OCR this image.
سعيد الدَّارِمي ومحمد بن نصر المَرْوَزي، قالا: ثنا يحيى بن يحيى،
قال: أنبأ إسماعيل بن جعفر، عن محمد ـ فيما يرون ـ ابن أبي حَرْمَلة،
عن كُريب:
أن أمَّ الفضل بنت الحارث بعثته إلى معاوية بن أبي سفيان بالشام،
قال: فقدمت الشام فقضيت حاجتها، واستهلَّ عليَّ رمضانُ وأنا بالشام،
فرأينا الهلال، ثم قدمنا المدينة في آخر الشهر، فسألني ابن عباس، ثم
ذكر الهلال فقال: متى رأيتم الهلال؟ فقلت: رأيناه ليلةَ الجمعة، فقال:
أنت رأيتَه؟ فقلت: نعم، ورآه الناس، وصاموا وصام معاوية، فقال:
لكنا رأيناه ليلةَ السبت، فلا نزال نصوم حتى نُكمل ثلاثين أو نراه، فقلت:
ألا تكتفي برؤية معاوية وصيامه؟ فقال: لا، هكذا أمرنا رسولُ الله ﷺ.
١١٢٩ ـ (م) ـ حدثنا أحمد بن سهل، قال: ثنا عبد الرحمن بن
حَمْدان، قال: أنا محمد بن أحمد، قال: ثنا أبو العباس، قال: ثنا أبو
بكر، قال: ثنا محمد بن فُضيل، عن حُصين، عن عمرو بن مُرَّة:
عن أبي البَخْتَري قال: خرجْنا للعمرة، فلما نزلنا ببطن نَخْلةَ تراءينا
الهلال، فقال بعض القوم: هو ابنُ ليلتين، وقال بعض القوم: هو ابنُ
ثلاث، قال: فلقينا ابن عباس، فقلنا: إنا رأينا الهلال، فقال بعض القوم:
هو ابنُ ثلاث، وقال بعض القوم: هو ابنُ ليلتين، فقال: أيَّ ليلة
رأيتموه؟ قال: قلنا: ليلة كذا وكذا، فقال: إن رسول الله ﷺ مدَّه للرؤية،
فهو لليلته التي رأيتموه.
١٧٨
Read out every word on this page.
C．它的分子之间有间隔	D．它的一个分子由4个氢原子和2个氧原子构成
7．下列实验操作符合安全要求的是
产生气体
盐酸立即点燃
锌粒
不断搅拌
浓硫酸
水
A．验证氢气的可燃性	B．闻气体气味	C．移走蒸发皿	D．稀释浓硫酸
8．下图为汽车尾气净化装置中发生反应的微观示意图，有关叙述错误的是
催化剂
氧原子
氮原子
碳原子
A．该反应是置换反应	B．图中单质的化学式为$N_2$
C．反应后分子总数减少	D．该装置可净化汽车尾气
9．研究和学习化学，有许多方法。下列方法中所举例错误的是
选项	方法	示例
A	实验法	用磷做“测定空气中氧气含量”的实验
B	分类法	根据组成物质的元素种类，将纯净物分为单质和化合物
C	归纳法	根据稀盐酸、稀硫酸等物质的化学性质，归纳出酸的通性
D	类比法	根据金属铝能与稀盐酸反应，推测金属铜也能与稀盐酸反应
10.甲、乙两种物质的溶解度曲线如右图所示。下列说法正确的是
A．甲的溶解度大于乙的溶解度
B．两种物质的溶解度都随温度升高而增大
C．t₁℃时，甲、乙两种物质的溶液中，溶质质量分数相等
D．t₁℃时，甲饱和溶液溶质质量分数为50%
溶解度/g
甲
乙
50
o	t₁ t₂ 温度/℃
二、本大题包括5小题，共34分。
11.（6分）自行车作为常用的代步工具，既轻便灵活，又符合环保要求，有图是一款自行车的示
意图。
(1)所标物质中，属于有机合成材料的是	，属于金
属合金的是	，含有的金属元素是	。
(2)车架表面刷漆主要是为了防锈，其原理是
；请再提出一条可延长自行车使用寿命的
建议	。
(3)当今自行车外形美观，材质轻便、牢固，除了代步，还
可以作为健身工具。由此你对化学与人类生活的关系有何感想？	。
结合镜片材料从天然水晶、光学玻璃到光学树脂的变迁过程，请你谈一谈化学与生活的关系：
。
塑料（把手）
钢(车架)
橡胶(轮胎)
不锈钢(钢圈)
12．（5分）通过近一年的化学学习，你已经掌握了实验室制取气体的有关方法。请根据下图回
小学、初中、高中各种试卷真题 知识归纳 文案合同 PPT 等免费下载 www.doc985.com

- [EXERCISE]
Quote the entire listing above exactly.

- [RESPONSE TO THE EXERCISE]
OCR this image.
سعيد الدَّارِمي ومحمد بن نصر المَرْوَزي، قالا: ثنا يحيى بن يحيى،
قال: أنبأ إسماعيل بن جعفر، عن محمد ـ فيما يرون ـ ابن أبي حَرْمَلة،
عن كُريب:
أن أمَّ الفضل بنت الحارث بعثته إلى معاوية بن أبي سفيان بالشام،
قال: فقدمت الشام فقضيت حاجتها، واستهلَّ عليَّ رمضانُ وأنا بالشام،
فرأينا الهلال، ثم قدمنا المدينة في آخر الشهر، فسألني ابن عباس، ثم
ذكر الهلال فقال: متى رأيتم الهلال؟ فقلت: رأيناه ليلةَ الجمعة، فقال:
أنت رأيتَه؟ فقلت: نعم، ورآه الناس، وصاموا وصام معاوية، فقال:
لكنا رأيناه ليلةَ السبت، فلا نزال نصوم حتى نُكمل ثلاثين أو نراه، فقلت:
ألا تكتفي برؤية معاوية وصيامه؟ فقال: لا، هكذا أمرنا رسولُ الله ﷺ.
١١٢٩ ـ (م) ـ حدثنا أحمد بن سهل، قال: ثنا عبد الرحمن بن
حَمْدان، قال: أنا محمد بن أحمد، قال: ثنا أبو العباس، قال: ثنا أبو
بكر، قال: ثنا محمد بن فُضيل، عن حُصين، عن عمرو بن مُرَّة:
عن أبي البَخْتَري قال: خرجْنا للعمرة، فلما نزلنا ببطن نَخْلةَ تراءينا
الهلال، فقال بعض القوم: هو ابنُ ليلتين، وقال بعض القوم: هو ابنُ
ثلاث، قال: فلقينا ابن عباس، فقلنا: إنا رأينا الهلال، فقال بعض القوم:
هو ابنُ ثلاث، وقال بعض القوم: هو ابنُ ليلتين، فقال: أيَّ ليلة
رأيتموه؟ قال: قلنا: ليلة كذا وكذا، فقال: إن رسول الله ﷺ مدَّه للرؤية،
فهو لليلته التي رأيتموه.
١٧٨
Read out every word on this page.
C．它的分子之间有间隔	D．它的一个分子由4个氢原子和2个氧原子构成
7．下列实验操作符合安全要求的是
产生气体
盐酸立即点燃
锌粒
不断搅拌
浓硫酸
水
A．验证氢气的可燃性	B．闻气体气味	C．移走蒸发皿	D．稀释浓硫酸
8．下图为汽车尾气净化装置中发生反应的微观示意图，有关叙述错误的是
催化剂
氧原子
氮原子
碳原子
A．该反应是置换反应	B．图中单质的化学式为$N_2$
C．反应后分子总数减少	D．该装置可净化汽车尾气
9．研究和学习化学，有许多方法。下列方法中所举例错误的是
选项	方法	示例
A	实验法	用磷做“测定空气中氧气含量”的实验
B	分类法	根据组成物质的元素种类，将纯净物分为单质和化合物
C	归纳法	根据稀盐酸、稀硫酸等物质的化学性质，归纳出酸的通性
D	类比法	根据金属铝能与稀盐酸反应，推测金属铜也能与稀盐酸反应
10.甲、乙两种物质的溶解度曲线如右图所示。下列说法正确的是
A．甲的溶解度大于乙的溶解度
B．两种物质的溶解度都随温度升高而增大
C．t₁℃时，甲、乙两种物质的溶液中，溶质质量分数相等
D．t₁℃时，甲饱和溶液溶质质量分数为50%
溶解度/g
甲
乙
50
o	t₁ t₂ 温度/℃
二、本大题包括5小题，共34分。
11.（6分）自行车作为常用的代步工具，既轻便灵活，又符合环保要求，有图是一款自行车的示
意图。
(1)所标物质中，属于有机合成材料的是	，属于金
属合金的是	，含有的金属元素是	。
(2)车架表面刷漆主要是为了防锈，其原理是
；请再提出一条可延长自行车使用寿命的
建议	。
(3)当今自行车外形美观，材质轻便、牢固，除了代步，还
可以作为健身工具。由此你对化学与人类生活的关系有何感想？	。
结合镜片材料从天然水晶、光学玻璃到光学树脂的变迁过程，请你谈一谈化学与生活的关系：
。
塑料（把手）
钢(车架)
橡胶(轮胎)
不锈钢(钢圈)
12．（5分）通过近一年的化学学习，你已经掌握了实验室制取气体的有关方法。请根据下图回
小学、初中、高中各种试卷真题 知识归纳 文案合同 PPT 等免费下载 www.doc985.com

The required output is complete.